═════ Items

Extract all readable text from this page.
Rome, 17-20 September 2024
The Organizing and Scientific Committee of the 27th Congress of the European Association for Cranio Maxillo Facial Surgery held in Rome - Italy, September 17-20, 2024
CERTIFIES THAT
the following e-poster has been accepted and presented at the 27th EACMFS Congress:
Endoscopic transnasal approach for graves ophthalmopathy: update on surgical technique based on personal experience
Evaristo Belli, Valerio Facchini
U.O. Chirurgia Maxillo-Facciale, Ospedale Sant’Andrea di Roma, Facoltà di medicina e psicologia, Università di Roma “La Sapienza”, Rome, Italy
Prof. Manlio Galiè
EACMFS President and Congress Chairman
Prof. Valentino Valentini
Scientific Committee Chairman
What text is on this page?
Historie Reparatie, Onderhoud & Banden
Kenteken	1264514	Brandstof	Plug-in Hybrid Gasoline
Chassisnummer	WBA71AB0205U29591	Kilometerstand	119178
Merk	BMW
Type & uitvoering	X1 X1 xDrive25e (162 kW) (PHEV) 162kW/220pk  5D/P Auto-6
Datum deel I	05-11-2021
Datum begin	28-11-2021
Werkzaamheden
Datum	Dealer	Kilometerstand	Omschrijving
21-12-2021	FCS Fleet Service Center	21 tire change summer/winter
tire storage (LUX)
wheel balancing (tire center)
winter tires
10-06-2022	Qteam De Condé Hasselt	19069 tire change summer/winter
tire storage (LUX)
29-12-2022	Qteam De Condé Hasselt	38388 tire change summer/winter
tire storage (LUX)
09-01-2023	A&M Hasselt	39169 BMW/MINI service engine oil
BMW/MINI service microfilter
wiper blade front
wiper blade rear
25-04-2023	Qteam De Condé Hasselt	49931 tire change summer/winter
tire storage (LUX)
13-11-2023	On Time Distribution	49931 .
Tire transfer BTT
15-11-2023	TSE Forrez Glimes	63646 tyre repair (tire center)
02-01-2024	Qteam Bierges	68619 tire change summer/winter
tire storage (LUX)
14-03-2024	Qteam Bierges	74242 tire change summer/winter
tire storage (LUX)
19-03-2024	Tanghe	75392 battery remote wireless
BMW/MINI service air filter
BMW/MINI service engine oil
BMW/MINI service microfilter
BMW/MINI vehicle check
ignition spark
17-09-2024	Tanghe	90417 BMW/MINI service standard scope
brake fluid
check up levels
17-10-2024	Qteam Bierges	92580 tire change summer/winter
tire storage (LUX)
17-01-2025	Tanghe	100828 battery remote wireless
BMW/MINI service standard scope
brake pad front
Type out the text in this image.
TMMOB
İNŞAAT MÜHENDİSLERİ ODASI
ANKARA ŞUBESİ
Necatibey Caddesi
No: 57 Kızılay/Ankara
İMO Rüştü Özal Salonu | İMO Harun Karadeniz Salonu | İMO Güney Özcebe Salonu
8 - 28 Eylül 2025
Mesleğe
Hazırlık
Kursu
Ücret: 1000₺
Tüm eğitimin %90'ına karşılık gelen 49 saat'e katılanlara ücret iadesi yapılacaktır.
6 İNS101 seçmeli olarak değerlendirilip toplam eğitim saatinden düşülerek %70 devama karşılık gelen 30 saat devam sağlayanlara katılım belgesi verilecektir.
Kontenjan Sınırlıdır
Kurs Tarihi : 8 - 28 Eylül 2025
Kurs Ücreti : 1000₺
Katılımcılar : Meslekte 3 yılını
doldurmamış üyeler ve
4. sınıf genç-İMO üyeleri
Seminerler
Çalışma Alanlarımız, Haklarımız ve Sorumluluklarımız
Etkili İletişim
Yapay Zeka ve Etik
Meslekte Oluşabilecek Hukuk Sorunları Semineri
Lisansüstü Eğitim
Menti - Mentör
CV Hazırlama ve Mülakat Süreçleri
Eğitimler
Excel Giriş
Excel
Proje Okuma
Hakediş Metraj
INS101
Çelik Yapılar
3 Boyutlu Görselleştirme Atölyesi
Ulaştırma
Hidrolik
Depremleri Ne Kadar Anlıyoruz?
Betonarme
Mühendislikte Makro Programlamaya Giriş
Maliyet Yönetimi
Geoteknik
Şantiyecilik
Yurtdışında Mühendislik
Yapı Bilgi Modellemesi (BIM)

══════════

Directions for this task ▸ Retype all of the entries precisely as they are.

Task response ▸
Extract all readable text from this page.
Rome, 17-20 September 2024
The Organizing and Scientific Committee of the 27th Congress of the European Association for Cranio Maxillo Facial Surgery held in Rome - Italy, September 17-20, 2024
CERTIFIES THAT
the following e-poster has been accepted and presented at the 27th EACMFS Congress:
Endoscopic transnasal approach for graves ophthalmopathy: update on surgical technique based on personal experience
Evaristo Belli, Valerio Facchini
U.O. Chirurgia Maxillo-Facciale, Ospedale Sant’Andrea di Roma, Facoltà di medicina e psicologia, Università di Roma “La Sapienza”, Rome, Italy
Prof. Manlio Galiè
EACMFS President and Congress Chairman
Prof. Valentino Valentini
Scientific Committee Chairman
What text is on this page?
Historie Reparatie, Onderhoud & Banden
Kenteken	1264514	Brandstof	Plug-in Hybrid Gasoline
Chassisnummer	WBA71AB0205U29591	Kilometerstand	119178
Merk	BMW
Type & uitvoering	X1 X1 xDrive25e (162 kW) (PHEV) 162kW/220pk  5D/P Auto-6
Datum deel I	05-11-2021
Datum begin	28-11-2021
Werkzaamheden
Datum	Dealer	Kilometerstand	Omschrijving
21-12-2021	FCS Fleet Service Center	21 tire change summer/winter
tire storage (LUX)
wheel balancing (tire center)
winter tires
10-06-2022	Qteam De Condé Hasselt	19069 tire change summer/winter
tire storage (LUX)
29-12-2022	Qteam De Condé Hasselt	38388 tire change summer/winter
tire storage (LUX)
09-01-2023	A&M Hasselt	39169 BMW/MINI service engine oil
BMW/MINI service microfilter
wiper blade front
wiper blade rear
25-04-2023	Qteam De Condé Hasselt	49931 tire change summer/winter
tire storage (LUX)
13-11-2023	On Time Distribution	49931 .
Tire transfer BTT
15-11-2023	TSE Forrez Glimes	63646 tyre repair (tire center)
02-01-2024	Qteam Bierges	68619 tire change summer/winter
tire storage (LUX)
14-03-2024	Qteam Bierges	74242 tire change summer/winter
tire storage (LUX)
19-03-2024	Tanghe	75392 battery remote wireless
BMW/MINI service air filter
BMW/MINI service engine oil
BMW/MINI service microfilter
BMW/MINI vehicle check
ignition spark
17-09-2024	Tanghe	90417 BMW/MINI service standard scope
brake fluid
check up levels
17-10-2024	Qteam Bierges	92580 tire change summer/winter
tire storage (LUX)
17-01-2025	Tanghe	100828 battery remote wireless
BMW/MINI service standard scope
brake pad front
Type out the text in this image.
TMMOB
İNŞAAT MÜHENDİSLERİ ODASI
ANKARA ŞUBESİ
Necatibey Caddesi
No: 57 Kızılay/Ankara
İMO Rüştü Özal Salonu | İMO Harun Karadeniz Salonu | İMO Güney Özcebe Salonu
8 - 28 Eylül 2025
Mesleğe
Hazırlık
Kursu
Ücret: 1000₺
Tüm eğitimin %90'ına karşılık gelen 49 saat'e katılanlara ücret iadesi yapılacaktır.
6 İNS101 seçmeli olarak değerlendirilip toplam eğitim saatinden düşülerek %70 devama karşılık gelen 30 saat devam sağlayanlara katılım belgesi verilecektir.
Kontenjan Sınırlıdır
Kurs Tarihi : 8 - 28 Eylül 2025
Kurs Ücreti : 1000₺
Katılımcılar : Meslekte 3 yılını
doldurmamış üyeler ve
4. sınıf genç-İMO üyeleri
Seminerler
Çalışma Alanlarımız, Haklarımız ve Sorumluluklarımız
Etkili İletişim
Yapay Zeka ve Etik
Meslekte Oluşabilecek Hukuk Sorunları Semineri
Lisansüstü Eğitim
Menti - Mentör
CV Hazırlama ve Mülakat Süreçleri
Eğitimler
Excel Giriş
Excel
Proje Okuma
Hakediş Metraj
INS101
Çelik Yapılar
3 Boyutlu Görselleştirme Atölyesi
Ulaştırma
Hidrolik
Depremleri Ne Kadar Anlıyoruz?
Betonarme
Mühendislikte Makro Programlamaya Giriş
Maliyet Yönetimi
Geoteknik
Şantiyecilik
Yurtdışında Mühendislik
Yapı Bilgi Modellemesi (BIM)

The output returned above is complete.